[Data entries]
↓

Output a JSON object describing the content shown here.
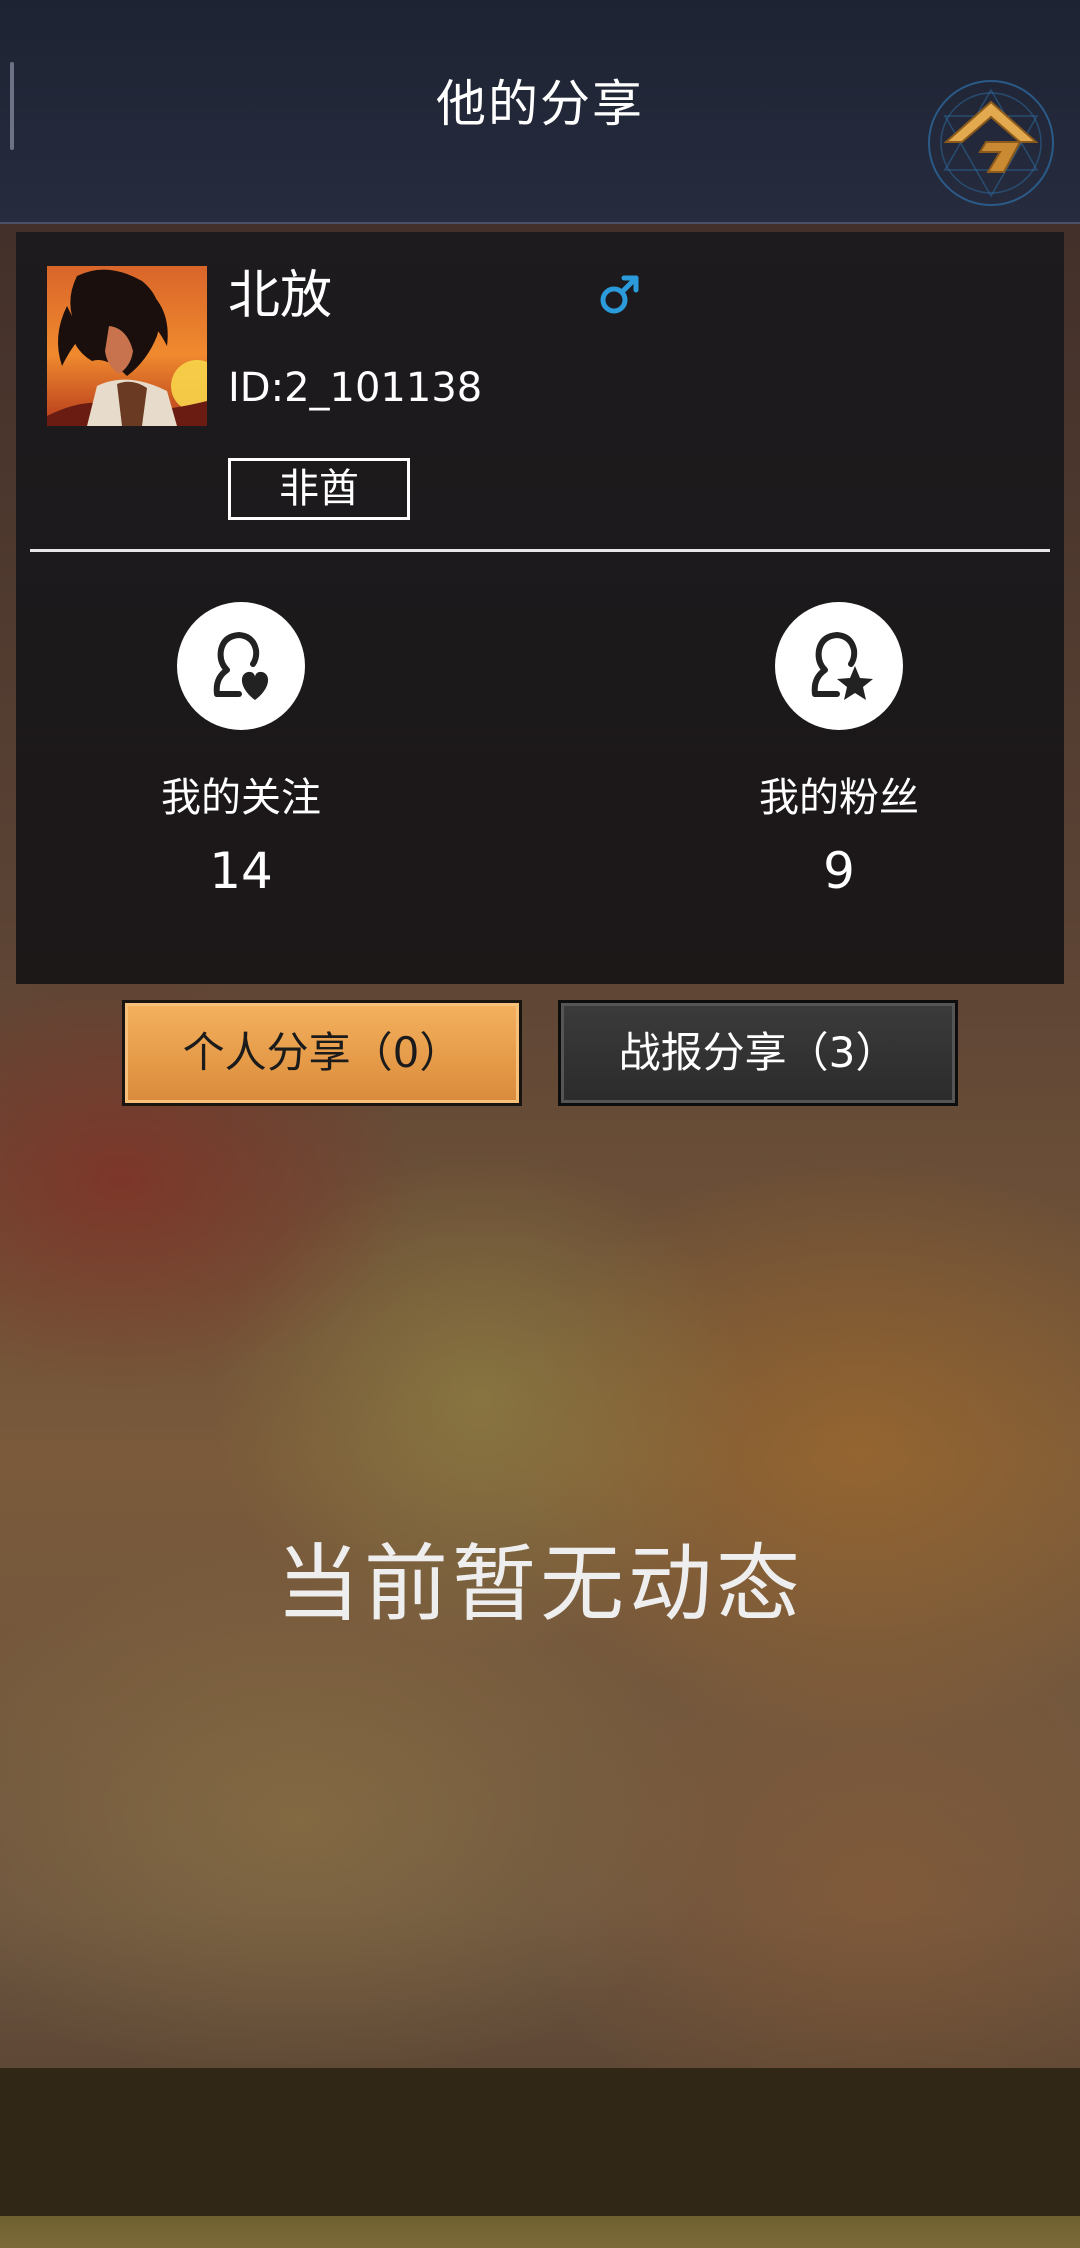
{
  "header": {
    "title": "他的分享"
  },
  "profile": {
    "name": "北放",
    "id": "ID:2_101138",
    "tag": "非酋",
    "gender": "male",
    "gender_color": "#2b9bdc",
    "avatar_icon": "anime-character-avatar"
  },
  "stats": {
    "following_label": "我的关注",
    "following_count": "14",
    "fans_label": "我的粉丝",
    "fans_count": "9"
  },
  "tabs": {
    "personal_label": "个人分享（0）",
    "battle_label": "战报分享（3）",
    "active": "personal"
  },
  "empty_state": {
    "message": "当前暂无动态"
  },
  "colors": {
    "accent": "#e59a48",
    "header_bg": "#1e2333",
    "card_bg": "#1c1a1e"
  }
}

↑

#### SET EXERCISE:
Retype each entry precisely. Skip images entirely.

#### CORRECT RESULT:
Output a JSON object describing the content shown here.
{
  "header": {
    "title": "他的分享"
  },
  "profile": {
    "name": "北放",
    "id": "ID:2_101138",
    "tag": "非酋",
    "gender": "male",
    "gender_color": "#2b9bdc",
    "avatar_icon": "anime-character-avatar"
  },
  "stats": {
    "following_label": "我的关注",
    "following_count": "14",
    "fans_label": "我的粉丝",
    "fans_count": "9"
  },
  "tabs": {
    "personal_label": "个人分享（0）",
    "battle_label": "战报分享（3）",
    "active": "personal"
  },
  "empty_state": {
    "message": "当前暂无动态"
  },
  "colors": {
    "accent": "#e59a48",
    "header_bg": "#1e2333",
    "card_bg": "#1c1a1e"
  }
}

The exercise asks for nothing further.